--- WHAT IS REQUIRED ---
For the data below, report only the number of lines containing the string "text".

========

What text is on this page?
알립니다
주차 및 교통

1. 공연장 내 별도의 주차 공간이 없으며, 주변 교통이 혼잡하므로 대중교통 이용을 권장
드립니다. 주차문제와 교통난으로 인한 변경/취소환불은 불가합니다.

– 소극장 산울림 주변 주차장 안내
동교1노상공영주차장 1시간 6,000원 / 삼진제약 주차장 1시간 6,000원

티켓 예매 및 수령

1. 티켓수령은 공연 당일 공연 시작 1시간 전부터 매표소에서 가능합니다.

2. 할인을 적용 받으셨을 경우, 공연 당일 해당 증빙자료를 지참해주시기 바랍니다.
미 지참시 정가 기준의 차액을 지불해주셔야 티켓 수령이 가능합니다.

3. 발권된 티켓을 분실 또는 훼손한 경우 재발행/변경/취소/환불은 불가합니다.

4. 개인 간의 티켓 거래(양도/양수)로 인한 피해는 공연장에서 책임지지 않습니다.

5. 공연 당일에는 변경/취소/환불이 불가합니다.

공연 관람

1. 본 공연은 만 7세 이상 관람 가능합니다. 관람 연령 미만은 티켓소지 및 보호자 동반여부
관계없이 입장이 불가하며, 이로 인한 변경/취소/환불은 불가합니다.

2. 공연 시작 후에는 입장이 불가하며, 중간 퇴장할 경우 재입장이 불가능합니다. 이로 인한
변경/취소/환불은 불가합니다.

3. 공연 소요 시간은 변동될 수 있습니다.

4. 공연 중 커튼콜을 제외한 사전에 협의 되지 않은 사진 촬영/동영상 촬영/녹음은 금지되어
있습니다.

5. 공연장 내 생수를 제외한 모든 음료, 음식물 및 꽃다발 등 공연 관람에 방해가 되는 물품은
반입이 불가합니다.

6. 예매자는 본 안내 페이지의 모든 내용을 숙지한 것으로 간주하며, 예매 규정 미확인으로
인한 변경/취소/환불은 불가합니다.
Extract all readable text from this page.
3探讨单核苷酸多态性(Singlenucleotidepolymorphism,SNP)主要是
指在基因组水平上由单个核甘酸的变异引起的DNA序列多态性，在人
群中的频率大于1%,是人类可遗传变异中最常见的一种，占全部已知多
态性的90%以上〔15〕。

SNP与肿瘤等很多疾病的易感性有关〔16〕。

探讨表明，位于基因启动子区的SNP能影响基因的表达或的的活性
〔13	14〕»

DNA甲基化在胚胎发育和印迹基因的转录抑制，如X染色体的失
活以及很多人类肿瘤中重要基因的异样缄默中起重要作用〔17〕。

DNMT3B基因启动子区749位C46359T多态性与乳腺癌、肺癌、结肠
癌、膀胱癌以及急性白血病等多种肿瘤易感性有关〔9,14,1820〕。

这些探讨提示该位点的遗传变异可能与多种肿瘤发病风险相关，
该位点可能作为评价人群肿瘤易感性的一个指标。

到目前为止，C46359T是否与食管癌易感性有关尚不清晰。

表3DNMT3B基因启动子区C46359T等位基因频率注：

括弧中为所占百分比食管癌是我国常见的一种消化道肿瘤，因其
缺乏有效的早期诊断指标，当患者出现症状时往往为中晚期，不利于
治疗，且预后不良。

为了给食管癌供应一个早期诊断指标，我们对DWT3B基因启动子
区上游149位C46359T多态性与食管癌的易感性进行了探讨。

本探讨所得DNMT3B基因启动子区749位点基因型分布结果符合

========

--- FINISHED TASK ---
2